_Work task_.
Reproduce word for word the portion of the VxWorks text that runs from "How to determine" up to and including "again use XXFree.".

Is the CPU actually in Abort mode? If it's executing the Prefetch handler but isn't in abort mode that would mean that some code is branching through the prefetch abort vector, generally through address 0x0000000c but controllers often allow the vector addresses to be remapped.

How to determine why a task destroys , VxWorks?

I have a VxWorks application running on ARM uC.
First let me summarize the application;
Application consists of a 3rd party stack and a gateway application.
We have implemented an operating system abstraction layer to support OS in-dependency.
The underlying stack has its own memory management&control facility which holds memory blocks in a doubly linked list.
For instance ; we don't directly perform malloc/new , free/delege .Instead we call OSA layer's routines and it gets the memory from OS and puts it in a list then returns this memory to application.(routines : XXAlloc , XXFree,XXReAlloc)
And when freeing the memory we again use XXFree.
In fact this block is a struct which has
-magic numbers indication the beginning and end of memory block
-size that user requested allocated
-size in reality due to alignment issue previous and next pointers
-pointer to piece of memory given back to application. link register that shows where in the application xxAlloc is called.
With this block structure stack can check if a block is corrupted or not.
Also we have pthread library which is ported from Linux that we use to
-create/terminate threads(currently there are 22 threads)
-synchronization objects(events,mutexes..)

_Exercise data_.

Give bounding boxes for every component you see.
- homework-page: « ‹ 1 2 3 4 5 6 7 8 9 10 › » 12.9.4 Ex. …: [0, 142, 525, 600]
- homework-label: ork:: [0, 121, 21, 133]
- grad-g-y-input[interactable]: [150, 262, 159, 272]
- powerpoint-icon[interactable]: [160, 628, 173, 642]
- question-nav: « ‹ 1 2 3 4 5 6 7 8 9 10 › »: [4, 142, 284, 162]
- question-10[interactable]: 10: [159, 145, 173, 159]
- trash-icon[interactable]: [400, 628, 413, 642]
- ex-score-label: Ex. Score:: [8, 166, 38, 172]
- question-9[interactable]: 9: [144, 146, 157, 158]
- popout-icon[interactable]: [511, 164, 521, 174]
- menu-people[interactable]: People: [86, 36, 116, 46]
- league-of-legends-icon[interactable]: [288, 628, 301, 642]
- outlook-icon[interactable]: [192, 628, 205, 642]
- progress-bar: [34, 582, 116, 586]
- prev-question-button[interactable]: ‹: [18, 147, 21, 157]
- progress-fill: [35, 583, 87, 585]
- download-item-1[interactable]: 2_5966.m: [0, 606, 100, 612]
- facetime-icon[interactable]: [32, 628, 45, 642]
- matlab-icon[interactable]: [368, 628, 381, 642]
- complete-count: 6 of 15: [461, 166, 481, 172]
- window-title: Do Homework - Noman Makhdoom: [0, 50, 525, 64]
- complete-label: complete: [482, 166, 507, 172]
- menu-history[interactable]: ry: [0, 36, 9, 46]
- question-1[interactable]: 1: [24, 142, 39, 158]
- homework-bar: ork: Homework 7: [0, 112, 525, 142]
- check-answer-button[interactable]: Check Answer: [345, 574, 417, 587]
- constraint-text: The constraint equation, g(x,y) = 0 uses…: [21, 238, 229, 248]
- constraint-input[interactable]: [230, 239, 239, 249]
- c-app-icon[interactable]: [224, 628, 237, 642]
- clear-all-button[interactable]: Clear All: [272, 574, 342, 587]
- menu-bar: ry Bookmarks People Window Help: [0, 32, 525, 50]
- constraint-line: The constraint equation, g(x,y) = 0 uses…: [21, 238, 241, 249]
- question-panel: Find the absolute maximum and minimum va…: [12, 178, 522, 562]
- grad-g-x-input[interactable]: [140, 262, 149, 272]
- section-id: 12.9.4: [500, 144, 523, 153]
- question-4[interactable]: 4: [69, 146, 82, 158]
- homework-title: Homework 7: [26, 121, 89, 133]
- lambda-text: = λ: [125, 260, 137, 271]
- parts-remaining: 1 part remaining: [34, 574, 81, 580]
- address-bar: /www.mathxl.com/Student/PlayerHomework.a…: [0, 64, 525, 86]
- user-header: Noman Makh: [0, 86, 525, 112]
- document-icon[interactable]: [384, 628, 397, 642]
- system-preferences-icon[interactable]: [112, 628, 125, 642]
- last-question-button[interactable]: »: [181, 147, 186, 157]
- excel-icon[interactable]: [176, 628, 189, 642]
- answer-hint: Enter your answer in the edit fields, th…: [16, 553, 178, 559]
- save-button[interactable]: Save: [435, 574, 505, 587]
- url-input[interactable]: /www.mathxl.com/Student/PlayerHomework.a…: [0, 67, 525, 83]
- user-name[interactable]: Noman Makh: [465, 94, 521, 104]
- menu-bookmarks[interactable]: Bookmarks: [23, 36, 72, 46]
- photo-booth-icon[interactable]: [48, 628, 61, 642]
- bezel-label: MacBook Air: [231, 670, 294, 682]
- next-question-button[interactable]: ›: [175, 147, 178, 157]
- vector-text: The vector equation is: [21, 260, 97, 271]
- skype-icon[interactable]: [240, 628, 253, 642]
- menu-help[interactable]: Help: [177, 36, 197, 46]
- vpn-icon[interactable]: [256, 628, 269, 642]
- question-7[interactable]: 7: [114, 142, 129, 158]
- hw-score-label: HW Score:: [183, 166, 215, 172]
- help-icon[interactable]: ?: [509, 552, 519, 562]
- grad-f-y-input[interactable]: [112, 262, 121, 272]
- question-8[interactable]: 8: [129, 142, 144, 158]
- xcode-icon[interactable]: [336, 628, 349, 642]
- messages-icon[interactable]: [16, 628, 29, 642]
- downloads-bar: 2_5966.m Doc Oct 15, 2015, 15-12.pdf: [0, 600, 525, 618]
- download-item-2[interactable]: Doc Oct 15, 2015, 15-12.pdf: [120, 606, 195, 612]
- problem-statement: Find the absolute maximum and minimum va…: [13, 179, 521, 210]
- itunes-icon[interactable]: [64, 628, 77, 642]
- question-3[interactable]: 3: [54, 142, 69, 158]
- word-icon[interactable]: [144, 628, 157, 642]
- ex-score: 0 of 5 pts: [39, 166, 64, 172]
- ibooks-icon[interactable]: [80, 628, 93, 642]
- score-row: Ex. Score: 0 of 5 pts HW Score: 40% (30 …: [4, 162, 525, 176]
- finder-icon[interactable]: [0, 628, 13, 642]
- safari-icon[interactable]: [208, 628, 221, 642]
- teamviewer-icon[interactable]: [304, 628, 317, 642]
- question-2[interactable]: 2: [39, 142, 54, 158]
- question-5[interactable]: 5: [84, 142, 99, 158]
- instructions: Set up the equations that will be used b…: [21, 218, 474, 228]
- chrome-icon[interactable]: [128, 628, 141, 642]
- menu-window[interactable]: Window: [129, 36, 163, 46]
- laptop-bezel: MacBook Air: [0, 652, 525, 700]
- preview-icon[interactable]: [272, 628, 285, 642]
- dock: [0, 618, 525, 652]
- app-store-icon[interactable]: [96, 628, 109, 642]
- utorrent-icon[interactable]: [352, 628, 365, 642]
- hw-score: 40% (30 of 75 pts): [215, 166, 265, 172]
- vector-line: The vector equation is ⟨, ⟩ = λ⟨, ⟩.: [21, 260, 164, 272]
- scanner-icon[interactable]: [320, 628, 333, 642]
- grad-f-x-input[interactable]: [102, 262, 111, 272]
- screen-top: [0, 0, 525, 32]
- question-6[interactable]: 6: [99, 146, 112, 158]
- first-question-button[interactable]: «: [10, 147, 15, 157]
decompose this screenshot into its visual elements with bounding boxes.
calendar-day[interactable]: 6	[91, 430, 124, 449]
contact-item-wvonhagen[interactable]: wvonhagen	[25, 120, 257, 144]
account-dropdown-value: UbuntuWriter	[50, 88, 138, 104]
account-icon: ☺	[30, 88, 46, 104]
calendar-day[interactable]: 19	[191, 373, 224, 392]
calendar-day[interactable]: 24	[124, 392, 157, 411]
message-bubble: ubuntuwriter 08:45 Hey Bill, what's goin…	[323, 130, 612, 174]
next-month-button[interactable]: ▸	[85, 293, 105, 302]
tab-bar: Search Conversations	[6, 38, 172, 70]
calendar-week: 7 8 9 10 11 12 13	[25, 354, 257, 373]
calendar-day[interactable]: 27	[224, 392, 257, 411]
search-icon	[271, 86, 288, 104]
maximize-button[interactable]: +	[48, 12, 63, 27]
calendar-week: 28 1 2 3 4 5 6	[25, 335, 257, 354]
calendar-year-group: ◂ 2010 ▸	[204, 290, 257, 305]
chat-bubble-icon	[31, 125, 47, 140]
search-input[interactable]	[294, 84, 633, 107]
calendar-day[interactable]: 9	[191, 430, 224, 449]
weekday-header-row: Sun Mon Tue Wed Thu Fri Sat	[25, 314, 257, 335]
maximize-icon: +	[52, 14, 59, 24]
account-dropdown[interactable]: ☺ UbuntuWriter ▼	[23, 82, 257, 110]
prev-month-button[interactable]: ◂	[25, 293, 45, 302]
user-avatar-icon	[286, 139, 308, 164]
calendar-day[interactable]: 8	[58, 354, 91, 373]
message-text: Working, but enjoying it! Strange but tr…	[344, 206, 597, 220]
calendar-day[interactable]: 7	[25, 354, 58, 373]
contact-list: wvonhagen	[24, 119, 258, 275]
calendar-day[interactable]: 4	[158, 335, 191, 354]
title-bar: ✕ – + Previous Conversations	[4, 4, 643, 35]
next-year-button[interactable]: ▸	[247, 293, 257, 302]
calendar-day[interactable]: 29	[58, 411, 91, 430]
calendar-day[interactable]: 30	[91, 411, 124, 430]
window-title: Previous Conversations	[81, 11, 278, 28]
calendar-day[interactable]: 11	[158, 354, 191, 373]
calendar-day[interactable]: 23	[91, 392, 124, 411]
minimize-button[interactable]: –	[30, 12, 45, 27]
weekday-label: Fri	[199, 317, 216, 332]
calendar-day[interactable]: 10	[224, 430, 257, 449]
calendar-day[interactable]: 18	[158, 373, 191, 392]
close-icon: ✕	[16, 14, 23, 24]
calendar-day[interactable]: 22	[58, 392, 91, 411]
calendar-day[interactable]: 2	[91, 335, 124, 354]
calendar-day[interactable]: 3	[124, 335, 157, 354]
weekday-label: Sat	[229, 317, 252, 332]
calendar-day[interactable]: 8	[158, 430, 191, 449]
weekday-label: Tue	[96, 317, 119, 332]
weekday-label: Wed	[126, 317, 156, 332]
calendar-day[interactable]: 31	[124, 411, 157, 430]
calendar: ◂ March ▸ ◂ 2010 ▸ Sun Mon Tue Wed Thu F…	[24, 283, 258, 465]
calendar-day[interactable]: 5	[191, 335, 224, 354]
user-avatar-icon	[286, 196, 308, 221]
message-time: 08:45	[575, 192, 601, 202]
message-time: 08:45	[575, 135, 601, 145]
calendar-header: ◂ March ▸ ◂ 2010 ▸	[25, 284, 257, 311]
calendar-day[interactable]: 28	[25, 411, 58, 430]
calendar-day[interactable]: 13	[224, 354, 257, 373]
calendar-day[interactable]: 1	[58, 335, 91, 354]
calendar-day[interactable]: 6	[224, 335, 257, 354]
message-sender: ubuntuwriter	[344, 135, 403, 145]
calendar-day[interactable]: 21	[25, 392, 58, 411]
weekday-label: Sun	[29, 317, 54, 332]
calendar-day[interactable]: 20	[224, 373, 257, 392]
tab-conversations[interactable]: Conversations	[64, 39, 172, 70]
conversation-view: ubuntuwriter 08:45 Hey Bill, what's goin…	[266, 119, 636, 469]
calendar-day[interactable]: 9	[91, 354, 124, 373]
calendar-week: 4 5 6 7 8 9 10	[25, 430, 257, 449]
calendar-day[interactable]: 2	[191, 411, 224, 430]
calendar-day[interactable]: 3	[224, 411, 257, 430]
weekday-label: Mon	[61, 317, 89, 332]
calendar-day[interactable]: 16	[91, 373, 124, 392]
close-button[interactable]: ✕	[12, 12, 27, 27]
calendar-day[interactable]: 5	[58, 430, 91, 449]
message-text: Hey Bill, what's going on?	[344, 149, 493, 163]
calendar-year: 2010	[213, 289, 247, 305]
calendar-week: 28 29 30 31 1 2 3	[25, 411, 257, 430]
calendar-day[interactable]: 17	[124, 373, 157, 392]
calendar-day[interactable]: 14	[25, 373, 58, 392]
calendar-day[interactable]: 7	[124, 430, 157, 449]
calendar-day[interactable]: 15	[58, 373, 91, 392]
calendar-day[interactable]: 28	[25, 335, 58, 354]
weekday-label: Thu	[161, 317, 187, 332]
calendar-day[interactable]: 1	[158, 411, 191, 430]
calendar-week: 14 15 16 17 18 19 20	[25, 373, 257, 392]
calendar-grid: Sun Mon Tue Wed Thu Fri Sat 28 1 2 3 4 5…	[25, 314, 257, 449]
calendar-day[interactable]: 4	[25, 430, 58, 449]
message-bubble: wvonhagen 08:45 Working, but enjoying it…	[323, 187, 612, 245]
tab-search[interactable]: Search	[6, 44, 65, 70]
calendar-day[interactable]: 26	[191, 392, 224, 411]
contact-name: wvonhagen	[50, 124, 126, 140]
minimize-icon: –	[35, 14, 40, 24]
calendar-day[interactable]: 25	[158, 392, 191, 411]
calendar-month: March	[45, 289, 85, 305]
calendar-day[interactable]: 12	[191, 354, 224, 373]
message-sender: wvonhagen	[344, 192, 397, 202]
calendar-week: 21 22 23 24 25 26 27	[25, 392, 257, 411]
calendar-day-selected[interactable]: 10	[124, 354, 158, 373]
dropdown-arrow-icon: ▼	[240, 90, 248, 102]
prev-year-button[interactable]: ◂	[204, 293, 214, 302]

_Answer space_.
How to determine why a task destroys , VxWorks?

I have a VxWorks application running on ARM uC.
First let me summarize the application;
Application consists of a 3rd party stack and a gateway application.
We have implemented an operating system abstraction layer to support OS in-dependency.
The underlying stack has its own memory management&control facility which holds memory blocks in a doubly linked list.
For instance ; we don't directly perform malloc/new , free/delege .Instead we call OSA layer's routines and it gets the memory from OS and puts it in a list then returns this memory to application.(routines : XXAlloc , XXFree,XXReAlloc)
And when freeing the memory we again use XXFree.